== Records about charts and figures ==
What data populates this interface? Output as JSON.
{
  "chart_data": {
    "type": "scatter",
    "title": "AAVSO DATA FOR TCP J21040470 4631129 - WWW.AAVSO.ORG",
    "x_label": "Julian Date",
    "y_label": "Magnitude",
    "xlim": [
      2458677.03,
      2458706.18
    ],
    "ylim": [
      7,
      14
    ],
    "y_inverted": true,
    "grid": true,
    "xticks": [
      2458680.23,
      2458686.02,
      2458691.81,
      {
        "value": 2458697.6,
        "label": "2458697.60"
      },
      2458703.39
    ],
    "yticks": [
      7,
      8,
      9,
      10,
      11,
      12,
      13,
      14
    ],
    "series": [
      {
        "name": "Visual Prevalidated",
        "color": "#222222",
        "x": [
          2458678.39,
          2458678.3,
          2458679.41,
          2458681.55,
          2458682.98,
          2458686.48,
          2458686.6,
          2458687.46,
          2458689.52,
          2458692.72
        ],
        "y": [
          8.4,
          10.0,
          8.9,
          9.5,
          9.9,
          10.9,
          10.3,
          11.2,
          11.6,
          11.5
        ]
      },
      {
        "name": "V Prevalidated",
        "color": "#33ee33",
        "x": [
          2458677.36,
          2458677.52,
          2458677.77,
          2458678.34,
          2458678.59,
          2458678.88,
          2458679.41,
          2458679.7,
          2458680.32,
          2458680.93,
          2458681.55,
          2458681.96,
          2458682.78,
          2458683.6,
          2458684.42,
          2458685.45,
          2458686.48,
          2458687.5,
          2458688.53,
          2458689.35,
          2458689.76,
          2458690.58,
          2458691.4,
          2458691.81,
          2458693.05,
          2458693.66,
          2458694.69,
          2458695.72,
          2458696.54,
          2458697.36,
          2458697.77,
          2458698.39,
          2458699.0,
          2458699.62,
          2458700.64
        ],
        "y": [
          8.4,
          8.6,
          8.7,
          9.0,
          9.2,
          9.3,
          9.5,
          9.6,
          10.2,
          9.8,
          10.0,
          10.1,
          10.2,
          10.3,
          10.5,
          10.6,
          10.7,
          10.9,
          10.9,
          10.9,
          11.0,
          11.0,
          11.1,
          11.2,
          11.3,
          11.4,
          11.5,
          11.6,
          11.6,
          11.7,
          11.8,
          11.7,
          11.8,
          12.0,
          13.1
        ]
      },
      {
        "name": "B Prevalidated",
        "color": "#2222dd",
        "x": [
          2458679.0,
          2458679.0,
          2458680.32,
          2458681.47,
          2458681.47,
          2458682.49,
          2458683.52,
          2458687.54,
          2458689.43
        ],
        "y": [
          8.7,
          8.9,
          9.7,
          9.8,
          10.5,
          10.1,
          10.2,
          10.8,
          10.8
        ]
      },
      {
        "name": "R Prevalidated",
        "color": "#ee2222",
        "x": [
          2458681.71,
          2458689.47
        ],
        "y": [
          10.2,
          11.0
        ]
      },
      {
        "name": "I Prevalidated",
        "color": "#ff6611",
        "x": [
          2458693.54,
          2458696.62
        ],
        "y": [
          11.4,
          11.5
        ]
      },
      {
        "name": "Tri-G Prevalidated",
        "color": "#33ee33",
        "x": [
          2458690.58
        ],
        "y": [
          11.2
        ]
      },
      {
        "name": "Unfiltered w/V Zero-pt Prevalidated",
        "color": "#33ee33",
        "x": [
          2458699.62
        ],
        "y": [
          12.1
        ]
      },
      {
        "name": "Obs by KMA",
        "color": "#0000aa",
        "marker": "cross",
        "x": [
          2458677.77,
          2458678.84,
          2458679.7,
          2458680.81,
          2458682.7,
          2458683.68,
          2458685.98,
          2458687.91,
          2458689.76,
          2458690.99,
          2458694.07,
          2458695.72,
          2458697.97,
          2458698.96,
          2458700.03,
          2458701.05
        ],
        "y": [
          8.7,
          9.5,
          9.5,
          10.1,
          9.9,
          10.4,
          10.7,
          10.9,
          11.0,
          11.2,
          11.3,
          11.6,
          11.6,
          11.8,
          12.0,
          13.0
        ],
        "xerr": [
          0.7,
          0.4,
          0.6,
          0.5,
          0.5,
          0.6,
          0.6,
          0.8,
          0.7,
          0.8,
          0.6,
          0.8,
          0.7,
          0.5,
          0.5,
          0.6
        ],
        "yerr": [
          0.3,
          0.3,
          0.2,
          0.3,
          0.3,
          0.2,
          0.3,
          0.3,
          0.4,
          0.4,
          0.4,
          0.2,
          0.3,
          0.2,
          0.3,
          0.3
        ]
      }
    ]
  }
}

== WORK INSTRUCTIONS ==
Copy out each line above, character for character.

== EXERCISE RESULT ==
What data populates this interface? Output as JSON.
{
  "chart_data": {
    "type": "scatter",
    "title": "AAVSO DATA FOR TCP J21040470 4631129 - WWW.AAVSO.ORG",
    "x_label": "Julian Date",
    "y_label": "Magnitude",
    "xlim": [
      2458677.03,
      2458706.18
    ],
    "ylim": [
      7,
      14
    ],
    "y_inverted": true,
    "grid": true,
    "xticks": [
      2458680.23,
      2458686.02,
      2458691.81,
      {
        "value": 2458697.6,
        "label": "2458697.60"
      },
      2458703.39
    ],
    "yticks": [
      7,
      8,
      9,
      10,
      11,
      12,
      13,
      14
    ],
    "series": [
      {
        "name": "Visual Prevalidated",
        "color": "#222222",
        "x": [
          2458678.39,
          2458678.3,
          2458679.41,
          2458681.55,
          2458682.98,
          2458686.48,
          2458686.6,
          2458687.46,
          2458689.52,
          2458692.72
        ],
        "y": [
          8.4,
          10.0,
          8.9,
          9.5,
          9.9,
          10.9,
          10.3,
          11.2,
          11.6,
          11.5
        ]
      },
      {
        "name": "V Prevalidated",
        "color": "#33ee33",
        "x": [
          2458677.36,
          2458677.52,
          2458677.77,
          2458678.34,
          2458678.59,
          2458678.88,
          2458679.41,
          2458679.7,
          2458680.32,
          2458680.93,
          2458681.55,
          2458681.96,
          2458682.78,
          2458683.6,
          2458684.42,
          2458685.45,
          2458686.48,
          2458687.5,
          2458688.53,
          2458689.35,
          2458689.76,
          2458690.58,
          2458691.4,
          2458691.81,
          2458693.05,
          2458693.66,
          2458694.69,
          2458695.72,
          2458696.54,
          2458697.36,
          2458697.77,
          2458698.39,
          2458699.0,
          2458699.62,
          2458700.64
        ],
        "y": [
          8.4,
          8.6,
          8.7,
          9.0,
          9.2,
          9.3,
          9.5,
          9.6,
          10.2,
          9.8,
          10.0,
          10.1,
          10.2,
          10.3,
          10.5,
          10.6,
          10.7,
          10.9,
          10.9,
          10.9,
          11.0,
          11.0,
          11.1,
          11.2,
          11.3,
          11.4,
          11.5,
          11.6,
          11.6,
          11.7,
          11.8,
          11.7,
          11.8,
          12.0,
          13.1
        ]
      },
      {
        "name": "B Prevalidated",
        "color": "#2222dd",
        "x": [
          2458679.0,
          2458679.0,
          2458680.32,
          2458681.47,
          2458681.47,
          2458682.49,
          2458683.52,
          2458687.54,
          2458689.43
        ],
        "y": [
          8.7,
          8.9,
          9.7,
          9.8,
          10.5,
          10.1,
          10.2,
          10.8,
          10.8
        ]
      },
      {
        "name": "R Prevalidated",
        "color": "#ee2222",
        "x": [
          2458681.71,
          2458689.47
        ],
        "y": [
          10.2,
          11.0
        ]
      },
      {
        "name": "I Prevalidated",
        "color": "#ff6611",
        "x": [
          2458693.54,
          2458696.62
        ],
        "y": [
          11.4,
          11.5
        ]
      },
      {
        "name": "Tri-G Prevalidated",
        "color": "#33ee33",
        "x": [
          2458690.58
        ],
        "y": [
          11.2
        ]
      },
      {
        "name": "Unfiltered w/V Zero-pt Prevalidated",
        "color": "#33ee33",
        "x": [
          2458699.62
        ],
        "y": [
          12.1
        ]
      },
      {
        "name": "Obs by KMA",
        "color": "#0000aa",
        "marker": "cross",
        "x": [
          2458677.77,
          2458678.84,
          2458679.7,
          2458680.81,
          2458682.7,
          2458683.68,
          2458685.98,
          2458687.91,
          2458689.76,
          2458690.99,
          2458694.07,
          2458695.72,
          2458697.97,
          2458698.96,
          2458700.03,
          2458701.05
        ],
        "y": [
          8.7,
          9.5,
          9.5,
          10.1,
          9.9,
          10.4,
          10.7,
          10.9,
          11.0,
          11.2,
          11.3,
          11.6,
          11.6,
          11.8,
          12.0,
          13.0
        ],
        "xerr": [
          0.7,
          0.4,
          0.6,
          0.5,
          0.5,
          0.6,
          0.6,
          0.8,
          0.7,
          0.8,
          0.6,
          0.8,
          0.7,
          0.5,
          0.5,
          0.6
        ],
        "yerr": [
          0.3,
          0.3,
          0.2,
          0.3,
          0.3,
          0.2,
          0.3,
          0.3,
          0.4,
          0.4,
          0.4,
          0.2,
          0.3,
          0.2,
          0.3,
          0.3
        ]
      }
    ]
  }
}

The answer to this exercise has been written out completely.